**Aim of the exercise**. Look through the records below and collect all lines that hold the string "name".

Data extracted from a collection
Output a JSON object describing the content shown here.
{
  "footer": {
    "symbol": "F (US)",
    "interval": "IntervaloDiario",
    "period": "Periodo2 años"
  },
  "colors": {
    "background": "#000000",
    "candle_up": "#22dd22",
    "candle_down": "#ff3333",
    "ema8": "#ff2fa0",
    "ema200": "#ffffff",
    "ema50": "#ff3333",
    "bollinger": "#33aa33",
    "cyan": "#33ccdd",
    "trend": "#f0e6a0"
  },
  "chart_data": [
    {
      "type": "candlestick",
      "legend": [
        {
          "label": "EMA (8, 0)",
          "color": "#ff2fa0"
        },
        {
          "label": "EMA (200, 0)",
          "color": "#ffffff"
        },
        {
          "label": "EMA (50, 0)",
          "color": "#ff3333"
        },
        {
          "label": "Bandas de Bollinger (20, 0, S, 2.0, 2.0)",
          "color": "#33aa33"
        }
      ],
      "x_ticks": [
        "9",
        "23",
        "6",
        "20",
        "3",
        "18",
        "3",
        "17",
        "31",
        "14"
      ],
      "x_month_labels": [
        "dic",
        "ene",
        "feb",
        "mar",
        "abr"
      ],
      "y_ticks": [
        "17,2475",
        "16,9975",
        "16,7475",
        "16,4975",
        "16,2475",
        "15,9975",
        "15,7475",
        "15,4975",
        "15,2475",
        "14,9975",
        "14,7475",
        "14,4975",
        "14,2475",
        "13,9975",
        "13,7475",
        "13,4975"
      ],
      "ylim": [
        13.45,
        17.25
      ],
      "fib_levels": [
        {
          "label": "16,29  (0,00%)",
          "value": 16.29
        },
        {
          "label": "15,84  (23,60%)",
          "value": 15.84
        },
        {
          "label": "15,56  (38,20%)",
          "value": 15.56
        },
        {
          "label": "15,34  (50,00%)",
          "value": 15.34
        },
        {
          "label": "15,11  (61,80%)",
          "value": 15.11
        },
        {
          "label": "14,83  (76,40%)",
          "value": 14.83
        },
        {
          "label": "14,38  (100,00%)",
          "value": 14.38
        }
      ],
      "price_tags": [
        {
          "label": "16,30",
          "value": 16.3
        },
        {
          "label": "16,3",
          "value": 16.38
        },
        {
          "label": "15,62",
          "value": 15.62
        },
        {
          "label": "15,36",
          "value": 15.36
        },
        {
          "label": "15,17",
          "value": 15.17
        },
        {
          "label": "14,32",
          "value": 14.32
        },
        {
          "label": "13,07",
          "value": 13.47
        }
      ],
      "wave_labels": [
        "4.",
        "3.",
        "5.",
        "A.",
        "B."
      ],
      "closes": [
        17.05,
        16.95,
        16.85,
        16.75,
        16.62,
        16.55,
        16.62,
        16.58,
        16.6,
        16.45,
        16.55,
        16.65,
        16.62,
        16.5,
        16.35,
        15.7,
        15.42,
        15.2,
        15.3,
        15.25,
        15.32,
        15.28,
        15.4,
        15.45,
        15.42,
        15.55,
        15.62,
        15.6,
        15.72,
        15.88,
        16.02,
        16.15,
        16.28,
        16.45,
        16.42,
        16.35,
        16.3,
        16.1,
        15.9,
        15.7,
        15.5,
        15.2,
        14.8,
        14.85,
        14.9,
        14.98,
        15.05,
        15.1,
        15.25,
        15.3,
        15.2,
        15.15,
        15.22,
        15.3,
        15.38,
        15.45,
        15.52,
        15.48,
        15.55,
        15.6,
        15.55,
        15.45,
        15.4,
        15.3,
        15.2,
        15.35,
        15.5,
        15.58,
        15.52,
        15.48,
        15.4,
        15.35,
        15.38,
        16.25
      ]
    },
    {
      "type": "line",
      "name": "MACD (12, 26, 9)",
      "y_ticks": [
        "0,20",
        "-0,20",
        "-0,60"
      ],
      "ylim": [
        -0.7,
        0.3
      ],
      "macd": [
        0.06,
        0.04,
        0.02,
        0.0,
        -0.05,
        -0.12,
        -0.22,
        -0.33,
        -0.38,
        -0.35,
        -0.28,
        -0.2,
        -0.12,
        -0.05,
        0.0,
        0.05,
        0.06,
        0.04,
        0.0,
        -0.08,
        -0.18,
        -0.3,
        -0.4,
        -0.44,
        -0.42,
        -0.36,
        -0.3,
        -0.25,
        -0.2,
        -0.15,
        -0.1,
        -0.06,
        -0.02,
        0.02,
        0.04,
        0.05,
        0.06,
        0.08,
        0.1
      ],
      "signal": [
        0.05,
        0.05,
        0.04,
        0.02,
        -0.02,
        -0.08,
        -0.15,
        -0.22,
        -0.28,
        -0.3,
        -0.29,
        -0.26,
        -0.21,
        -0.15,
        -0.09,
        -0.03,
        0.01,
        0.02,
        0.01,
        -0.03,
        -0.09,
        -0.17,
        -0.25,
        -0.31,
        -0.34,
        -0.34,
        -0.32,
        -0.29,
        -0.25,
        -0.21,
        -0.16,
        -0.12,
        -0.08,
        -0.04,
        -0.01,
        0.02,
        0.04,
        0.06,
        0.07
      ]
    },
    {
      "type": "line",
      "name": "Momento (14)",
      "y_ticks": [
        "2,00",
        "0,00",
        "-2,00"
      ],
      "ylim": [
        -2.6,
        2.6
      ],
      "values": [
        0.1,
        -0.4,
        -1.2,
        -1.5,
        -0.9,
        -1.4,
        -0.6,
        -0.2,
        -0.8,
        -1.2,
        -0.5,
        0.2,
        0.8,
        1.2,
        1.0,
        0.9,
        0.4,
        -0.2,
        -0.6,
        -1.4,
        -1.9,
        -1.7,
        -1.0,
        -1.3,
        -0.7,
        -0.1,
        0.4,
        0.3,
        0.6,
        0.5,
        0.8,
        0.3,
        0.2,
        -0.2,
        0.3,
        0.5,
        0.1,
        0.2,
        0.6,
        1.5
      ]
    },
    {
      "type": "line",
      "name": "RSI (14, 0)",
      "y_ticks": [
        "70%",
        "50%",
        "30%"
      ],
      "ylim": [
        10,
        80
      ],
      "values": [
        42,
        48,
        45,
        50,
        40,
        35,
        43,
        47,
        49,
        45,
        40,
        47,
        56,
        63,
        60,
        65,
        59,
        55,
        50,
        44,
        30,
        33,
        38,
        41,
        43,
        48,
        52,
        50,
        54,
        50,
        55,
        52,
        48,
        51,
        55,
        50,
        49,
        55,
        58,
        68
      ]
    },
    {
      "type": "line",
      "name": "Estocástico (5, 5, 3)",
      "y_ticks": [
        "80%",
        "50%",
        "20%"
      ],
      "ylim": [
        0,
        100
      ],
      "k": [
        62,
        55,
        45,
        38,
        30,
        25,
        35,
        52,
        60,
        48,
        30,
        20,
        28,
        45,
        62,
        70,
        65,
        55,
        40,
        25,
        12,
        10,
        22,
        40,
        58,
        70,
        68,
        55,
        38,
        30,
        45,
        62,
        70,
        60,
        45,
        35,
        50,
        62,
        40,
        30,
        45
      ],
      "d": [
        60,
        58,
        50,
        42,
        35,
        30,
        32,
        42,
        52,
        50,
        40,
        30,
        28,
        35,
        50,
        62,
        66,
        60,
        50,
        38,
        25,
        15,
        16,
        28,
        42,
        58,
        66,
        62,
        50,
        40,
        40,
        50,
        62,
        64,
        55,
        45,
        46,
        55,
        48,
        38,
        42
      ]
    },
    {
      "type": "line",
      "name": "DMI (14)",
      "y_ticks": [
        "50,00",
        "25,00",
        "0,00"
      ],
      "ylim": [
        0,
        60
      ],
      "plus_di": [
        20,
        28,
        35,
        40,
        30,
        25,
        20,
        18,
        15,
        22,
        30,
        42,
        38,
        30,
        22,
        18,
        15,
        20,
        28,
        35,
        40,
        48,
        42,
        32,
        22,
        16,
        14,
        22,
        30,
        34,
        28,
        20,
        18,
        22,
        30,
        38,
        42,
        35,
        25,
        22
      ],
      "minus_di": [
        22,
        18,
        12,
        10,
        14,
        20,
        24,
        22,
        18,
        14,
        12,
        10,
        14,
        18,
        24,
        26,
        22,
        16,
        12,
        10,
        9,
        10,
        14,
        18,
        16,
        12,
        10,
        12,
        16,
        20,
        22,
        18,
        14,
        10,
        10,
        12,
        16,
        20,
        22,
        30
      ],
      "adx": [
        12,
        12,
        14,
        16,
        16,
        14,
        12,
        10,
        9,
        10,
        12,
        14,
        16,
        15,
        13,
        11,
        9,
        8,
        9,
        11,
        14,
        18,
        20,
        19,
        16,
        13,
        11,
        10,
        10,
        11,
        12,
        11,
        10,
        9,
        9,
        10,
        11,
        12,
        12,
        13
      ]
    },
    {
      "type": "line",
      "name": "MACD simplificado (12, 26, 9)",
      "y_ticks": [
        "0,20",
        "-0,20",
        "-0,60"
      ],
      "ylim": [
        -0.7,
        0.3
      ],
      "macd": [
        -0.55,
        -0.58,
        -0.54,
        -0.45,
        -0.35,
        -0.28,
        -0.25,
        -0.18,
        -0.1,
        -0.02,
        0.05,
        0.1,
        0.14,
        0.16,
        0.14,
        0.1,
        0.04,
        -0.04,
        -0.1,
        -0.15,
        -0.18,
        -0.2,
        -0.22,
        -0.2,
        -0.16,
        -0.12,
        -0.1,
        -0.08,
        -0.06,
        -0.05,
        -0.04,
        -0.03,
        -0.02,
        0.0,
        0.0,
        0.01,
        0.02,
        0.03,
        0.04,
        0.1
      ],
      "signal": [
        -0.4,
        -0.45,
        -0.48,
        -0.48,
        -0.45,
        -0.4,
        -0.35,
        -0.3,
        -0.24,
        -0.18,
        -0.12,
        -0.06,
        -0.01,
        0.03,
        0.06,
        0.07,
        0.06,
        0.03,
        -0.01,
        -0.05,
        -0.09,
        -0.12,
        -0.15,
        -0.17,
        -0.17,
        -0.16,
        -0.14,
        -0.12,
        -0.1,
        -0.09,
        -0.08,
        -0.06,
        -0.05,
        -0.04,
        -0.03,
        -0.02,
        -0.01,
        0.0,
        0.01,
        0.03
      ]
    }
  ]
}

**Finished task**.
      "name": "MACD (12, 26, 9)",
      "name": "Momento (14)",
      "name": "RSI (14, 0)",
      "name": "Estocástico (5, 5, 3)",
      "name": "DMI (14)",
      "name": "MACD simplificado (12, 26, 9)",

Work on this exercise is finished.